**Material for this task**

——————————

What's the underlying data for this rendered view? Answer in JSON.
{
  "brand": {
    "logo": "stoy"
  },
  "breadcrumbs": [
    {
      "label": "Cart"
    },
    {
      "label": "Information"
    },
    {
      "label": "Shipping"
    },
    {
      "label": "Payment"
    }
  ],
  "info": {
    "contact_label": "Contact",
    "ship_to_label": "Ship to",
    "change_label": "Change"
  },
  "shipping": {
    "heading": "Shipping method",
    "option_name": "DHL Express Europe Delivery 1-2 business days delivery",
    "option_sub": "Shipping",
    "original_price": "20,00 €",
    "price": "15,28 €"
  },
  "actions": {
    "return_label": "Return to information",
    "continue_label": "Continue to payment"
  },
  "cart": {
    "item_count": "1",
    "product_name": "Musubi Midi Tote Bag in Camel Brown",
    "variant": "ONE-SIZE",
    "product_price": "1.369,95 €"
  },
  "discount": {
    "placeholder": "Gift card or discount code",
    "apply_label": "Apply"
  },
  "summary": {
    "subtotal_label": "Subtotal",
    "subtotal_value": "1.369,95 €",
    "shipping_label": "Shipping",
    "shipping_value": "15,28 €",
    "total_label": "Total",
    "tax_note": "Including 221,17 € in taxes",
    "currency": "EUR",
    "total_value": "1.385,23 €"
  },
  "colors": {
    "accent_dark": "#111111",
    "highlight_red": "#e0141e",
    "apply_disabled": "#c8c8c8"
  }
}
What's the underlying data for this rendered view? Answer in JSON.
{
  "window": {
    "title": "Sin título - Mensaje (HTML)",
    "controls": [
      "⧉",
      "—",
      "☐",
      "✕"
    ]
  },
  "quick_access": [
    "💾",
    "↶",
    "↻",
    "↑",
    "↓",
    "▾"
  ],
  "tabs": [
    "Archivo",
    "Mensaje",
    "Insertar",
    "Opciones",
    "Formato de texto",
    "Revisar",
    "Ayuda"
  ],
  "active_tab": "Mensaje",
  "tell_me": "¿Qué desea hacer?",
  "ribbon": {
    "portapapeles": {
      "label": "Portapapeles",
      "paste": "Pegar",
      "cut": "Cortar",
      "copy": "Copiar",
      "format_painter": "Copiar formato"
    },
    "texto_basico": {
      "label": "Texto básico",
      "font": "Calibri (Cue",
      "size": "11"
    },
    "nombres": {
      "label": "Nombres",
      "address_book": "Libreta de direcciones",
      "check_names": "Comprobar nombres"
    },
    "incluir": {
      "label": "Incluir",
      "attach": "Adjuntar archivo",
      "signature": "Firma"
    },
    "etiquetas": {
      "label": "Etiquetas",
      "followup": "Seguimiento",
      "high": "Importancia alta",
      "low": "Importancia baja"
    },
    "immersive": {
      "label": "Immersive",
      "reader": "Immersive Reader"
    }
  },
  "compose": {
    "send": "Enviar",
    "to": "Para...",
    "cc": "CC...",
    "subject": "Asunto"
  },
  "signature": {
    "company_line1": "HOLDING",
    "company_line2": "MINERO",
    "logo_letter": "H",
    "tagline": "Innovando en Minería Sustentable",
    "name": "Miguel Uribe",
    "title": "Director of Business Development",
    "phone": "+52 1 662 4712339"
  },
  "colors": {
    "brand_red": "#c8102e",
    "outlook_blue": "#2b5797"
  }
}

——————————

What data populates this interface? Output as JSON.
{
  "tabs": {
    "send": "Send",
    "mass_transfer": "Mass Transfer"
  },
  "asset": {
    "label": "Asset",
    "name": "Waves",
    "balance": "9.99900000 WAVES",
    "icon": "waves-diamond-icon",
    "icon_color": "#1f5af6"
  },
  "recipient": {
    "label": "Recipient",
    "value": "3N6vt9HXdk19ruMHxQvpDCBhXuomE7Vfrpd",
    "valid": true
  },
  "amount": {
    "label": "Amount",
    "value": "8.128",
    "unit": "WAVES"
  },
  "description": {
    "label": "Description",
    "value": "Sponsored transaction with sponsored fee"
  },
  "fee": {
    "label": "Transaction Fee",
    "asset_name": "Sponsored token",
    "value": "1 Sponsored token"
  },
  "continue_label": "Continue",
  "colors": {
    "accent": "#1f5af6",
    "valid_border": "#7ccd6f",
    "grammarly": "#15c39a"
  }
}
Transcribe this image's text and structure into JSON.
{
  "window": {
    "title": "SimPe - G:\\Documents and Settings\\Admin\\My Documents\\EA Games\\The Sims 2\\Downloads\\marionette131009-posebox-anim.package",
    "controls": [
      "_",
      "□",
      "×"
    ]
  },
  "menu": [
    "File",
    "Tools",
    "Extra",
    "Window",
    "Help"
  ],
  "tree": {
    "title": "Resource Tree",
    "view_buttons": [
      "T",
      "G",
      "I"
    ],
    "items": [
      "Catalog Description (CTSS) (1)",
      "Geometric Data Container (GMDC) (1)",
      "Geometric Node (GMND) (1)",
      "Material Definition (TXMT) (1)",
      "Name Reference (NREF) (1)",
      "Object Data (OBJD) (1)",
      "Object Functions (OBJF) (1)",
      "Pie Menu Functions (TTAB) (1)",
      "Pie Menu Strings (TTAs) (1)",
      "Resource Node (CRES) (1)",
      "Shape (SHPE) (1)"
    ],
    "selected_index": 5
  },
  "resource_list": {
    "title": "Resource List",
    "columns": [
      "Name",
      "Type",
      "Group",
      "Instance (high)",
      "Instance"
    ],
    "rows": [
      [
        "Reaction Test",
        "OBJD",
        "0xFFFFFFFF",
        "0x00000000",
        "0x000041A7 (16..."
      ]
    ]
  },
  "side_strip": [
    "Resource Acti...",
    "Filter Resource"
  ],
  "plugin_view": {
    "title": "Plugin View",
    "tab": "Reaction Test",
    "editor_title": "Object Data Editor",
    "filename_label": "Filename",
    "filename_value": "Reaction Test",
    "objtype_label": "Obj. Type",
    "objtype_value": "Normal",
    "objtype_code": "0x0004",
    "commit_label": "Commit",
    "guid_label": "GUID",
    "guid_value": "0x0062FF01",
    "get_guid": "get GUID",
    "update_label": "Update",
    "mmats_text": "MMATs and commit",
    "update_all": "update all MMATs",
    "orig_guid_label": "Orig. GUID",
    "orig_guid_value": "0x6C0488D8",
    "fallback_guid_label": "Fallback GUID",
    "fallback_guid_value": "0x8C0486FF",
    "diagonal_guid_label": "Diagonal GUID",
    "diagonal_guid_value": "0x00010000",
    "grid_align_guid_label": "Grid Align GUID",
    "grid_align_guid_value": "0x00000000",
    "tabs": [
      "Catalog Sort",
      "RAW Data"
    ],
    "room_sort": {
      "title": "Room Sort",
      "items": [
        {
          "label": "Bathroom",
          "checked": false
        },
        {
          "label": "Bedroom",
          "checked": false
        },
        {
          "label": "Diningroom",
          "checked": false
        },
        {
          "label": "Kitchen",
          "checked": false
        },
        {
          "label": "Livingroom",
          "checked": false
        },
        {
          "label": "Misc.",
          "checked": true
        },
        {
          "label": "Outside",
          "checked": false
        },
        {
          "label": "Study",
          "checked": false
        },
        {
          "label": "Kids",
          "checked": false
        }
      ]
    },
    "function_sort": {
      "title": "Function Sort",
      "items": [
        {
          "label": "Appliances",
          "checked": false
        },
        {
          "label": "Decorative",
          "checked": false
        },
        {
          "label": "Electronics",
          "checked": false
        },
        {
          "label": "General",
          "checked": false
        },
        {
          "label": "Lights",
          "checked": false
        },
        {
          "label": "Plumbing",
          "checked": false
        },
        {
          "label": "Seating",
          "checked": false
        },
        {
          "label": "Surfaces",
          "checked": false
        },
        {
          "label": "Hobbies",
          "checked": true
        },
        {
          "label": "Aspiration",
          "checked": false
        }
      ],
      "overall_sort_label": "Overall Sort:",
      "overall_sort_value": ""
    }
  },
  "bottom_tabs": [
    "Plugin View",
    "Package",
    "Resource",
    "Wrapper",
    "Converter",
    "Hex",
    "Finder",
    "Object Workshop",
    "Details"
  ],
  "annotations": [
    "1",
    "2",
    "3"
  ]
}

——————————

**The request**
Report how many lines hold the string "Reaction", giving the number and nothing else.

**Solved exercise**
3